[start]

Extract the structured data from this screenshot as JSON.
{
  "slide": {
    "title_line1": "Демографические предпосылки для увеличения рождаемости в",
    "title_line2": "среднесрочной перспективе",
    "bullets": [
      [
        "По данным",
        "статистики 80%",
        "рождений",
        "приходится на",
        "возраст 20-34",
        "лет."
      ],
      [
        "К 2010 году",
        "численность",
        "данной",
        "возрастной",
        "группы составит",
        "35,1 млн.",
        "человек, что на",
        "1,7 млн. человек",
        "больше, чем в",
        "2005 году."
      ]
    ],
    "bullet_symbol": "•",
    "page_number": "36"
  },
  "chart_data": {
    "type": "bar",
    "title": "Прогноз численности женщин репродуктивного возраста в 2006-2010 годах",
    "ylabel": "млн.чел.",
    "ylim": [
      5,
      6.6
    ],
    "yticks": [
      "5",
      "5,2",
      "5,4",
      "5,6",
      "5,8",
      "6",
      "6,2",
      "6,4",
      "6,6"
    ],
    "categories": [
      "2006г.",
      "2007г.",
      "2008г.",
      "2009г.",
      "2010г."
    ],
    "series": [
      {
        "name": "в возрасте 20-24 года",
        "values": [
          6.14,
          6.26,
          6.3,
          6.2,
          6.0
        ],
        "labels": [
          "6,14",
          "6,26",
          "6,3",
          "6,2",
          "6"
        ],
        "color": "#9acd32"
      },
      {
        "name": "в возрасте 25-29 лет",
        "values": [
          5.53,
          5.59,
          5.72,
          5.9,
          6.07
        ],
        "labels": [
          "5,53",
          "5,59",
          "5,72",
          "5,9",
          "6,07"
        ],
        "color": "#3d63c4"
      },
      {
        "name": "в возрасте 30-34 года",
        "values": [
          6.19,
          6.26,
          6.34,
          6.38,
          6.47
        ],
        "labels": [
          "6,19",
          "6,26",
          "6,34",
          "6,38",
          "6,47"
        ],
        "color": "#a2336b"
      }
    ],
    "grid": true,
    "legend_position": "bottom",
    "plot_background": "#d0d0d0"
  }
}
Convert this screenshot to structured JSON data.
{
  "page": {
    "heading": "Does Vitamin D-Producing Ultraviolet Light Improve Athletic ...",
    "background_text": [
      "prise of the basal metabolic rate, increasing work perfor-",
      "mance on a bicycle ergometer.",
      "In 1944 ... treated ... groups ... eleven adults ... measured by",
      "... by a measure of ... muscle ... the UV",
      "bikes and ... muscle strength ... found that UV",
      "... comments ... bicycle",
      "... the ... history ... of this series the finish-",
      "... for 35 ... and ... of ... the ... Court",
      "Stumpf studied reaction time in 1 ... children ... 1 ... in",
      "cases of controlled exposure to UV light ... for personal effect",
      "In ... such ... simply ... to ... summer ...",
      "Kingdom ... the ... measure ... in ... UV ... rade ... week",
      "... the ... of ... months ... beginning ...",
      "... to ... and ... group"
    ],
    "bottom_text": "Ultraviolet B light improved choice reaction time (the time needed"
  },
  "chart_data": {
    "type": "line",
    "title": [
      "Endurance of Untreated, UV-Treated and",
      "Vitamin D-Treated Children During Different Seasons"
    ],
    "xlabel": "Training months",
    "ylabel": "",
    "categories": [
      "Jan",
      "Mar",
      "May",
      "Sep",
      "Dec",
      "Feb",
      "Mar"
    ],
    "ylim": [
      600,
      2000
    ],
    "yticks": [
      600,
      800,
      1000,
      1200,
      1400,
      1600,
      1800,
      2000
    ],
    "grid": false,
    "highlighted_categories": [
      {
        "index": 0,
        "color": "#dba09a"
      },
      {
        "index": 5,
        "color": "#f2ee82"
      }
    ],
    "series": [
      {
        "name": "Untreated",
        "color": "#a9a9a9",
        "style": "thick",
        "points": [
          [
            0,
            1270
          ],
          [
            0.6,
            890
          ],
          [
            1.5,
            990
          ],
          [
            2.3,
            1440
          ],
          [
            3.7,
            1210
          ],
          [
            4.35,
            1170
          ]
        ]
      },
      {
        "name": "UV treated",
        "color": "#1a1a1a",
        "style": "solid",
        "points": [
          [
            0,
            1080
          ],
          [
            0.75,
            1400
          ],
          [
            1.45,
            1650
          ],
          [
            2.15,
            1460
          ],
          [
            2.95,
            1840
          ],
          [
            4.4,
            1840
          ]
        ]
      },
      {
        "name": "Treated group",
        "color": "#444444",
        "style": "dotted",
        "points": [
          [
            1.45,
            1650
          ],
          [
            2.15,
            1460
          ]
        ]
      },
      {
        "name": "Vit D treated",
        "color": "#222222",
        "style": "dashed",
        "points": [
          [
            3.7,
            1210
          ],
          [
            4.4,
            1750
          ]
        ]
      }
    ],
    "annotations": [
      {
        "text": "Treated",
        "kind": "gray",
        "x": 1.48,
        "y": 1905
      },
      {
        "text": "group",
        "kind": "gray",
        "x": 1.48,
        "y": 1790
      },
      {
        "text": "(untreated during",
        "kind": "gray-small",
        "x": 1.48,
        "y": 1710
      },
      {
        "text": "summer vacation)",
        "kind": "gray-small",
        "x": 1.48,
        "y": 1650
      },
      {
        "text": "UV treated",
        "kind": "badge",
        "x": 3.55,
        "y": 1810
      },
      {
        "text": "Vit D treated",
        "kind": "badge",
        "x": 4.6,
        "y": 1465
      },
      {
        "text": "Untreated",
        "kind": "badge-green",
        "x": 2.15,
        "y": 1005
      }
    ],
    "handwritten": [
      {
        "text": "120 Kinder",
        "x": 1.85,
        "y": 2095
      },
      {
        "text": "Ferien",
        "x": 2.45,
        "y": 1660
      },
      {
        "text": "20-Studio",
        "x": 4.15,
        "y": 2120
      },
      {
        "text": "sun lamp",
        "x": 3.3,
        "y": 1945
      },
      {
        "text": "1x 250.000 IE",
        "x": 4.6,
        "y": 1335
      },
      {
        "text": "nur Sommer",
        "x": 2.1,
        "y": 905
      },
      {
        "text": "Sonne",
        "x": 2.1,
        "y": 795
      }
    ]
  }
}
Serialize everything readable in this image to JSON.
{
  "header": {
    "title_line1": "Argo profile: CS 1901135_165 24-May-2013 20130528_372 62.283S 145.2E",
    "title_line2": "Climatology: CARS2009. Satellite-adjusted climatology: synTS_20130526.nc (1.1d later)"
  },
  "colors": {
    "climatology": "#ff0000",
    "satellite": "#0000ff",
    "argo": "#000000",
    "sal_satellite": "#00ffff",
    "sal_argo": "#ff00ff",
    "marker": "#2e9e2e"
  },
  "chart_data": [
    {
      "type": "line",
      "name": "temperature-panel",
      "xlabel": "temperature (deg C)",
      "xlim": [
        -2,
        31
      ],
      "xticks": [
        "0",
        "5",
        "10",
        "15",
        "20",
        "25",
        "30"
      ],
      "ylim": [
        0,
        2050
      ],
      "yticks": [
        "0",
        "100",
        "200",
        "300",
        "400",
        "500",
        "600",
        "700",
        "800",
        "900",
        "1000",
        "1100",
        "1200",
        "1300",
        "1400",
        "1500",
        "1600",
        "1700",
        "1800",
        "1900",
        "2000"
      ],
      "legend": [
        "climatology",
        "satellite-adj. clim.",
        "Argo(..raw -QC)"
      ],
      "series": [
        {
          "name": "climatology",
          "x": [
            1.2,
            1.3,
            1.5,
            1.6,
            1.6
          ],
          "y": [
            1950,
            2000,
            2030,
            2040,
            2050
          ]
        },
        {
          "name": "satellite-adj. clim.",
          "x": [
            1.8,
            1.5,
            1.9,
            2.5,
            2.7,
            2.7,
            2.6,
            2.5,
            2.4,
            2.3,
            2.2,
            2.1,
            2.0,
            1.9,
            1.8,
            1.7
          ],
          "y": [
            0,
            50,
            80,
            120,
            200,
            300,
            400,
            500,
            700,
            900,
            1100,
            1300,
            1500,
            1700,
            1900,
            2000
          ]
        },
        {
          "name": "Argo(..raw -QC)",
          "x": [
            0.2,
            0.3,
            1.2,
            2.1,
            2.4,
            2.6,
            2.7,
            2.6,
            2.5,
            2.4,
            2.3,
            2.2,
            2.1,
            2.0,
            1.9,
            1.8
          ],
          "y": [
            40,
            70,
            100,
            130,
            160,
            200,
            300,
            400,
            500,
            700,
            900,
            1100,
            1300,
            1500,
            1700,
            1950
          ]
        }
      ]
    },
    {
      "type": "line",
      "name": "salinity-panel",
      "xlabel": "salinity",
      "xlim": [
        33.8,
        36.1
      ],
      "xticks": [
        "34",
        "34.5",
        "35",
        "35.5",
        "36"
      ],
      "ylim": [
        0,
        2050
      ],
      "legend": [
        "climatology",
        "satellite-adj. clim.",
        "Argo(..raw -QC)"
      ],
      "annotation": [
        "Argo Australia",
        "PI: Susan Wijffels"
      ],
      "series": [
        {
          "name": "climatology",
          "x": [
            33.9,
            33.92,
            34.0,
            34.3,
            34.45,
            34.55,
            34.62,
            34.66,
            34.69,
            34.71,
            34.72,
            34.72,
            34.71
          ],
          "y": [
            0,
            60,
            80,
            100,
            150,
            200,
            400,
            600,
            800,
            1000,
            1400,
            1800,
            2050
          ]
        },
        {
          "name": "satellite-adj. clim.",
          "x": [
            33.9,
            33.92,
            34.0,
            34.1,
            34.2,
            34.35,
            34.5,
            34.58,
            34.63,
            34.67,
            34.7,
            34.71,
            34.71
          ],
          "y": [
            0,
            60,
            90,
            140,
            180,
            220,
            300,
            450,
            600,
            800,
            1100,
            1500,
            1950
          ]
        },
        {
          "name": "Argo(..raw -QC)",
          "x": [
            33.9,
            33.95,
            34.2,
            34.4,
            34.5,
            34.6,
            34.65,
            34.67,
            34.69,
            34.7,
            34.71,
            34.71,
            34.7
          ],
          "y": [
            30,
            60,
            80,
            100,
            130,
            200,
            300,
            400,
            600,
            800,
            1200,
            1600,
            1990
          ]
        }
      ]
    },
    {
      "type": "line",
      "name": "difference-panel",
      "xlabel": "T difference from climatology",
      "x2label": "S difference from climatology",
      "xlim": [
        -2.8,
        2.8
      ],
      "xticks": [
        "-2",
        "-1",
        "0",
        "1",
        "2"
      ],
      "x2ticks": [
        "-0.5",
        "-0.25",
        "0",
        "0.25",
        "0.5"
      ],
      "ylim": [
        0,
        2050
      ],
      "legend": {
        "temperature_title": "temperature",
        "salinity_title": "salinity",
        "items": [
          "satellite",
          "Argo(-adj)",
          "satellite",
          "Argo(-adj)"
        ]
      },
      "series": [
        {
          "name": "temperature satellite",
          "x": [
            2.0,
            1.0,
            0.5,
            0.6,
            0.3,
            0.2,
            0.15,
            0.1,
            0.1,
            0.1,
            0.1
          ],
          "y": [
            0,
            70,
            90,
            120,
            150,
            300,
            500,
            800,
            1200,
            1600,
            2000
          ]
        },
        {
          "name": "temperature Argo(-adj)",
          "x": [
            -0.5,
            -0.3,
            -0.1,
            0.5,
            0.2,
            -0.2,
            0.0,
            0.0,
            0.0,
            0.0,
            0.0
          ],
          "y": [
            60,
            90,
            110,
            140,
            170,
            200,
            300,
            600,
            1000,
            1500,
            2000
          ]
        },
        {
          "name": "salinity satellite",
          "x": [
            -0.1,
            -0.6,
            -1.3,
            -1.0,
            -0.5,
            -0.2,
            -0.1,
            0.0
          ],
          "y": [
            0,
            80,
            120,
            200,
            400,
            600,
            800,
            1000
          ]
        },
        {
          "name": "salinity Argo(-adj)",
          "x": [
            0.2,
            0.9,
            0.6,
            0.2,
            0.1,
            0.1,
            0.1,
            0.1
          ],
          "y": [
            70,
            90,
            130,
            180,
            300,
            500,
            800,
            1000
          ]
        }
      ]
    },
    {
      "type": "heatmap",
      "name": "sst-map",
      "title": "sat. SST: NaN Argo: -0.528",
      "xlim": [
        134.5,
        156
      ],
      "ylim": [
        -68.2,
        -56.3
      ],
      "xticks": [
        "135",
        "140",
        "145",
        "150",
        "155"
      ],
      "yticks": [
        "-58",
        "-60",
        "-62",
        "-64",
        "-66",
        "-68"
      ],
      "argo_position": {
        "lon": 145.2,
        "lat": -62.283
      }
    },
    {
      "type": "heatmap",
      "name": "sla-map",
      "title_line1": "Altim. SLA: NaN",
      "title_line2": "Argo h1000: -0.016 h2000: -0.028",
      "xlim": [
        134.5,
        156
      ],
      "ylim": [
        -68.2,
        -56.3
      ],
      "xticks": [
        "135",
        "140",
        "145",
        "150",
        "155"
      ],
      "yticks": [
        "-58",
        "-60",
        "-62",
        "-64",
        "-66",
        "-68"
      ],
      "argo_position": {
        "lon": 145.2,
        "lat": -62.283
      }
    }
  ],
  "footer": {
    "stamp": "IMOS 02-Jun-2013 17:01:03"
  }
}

[end]

Of the lines above, how many contain the word "from"? Provide the number and nothing else.

*The solution*.
3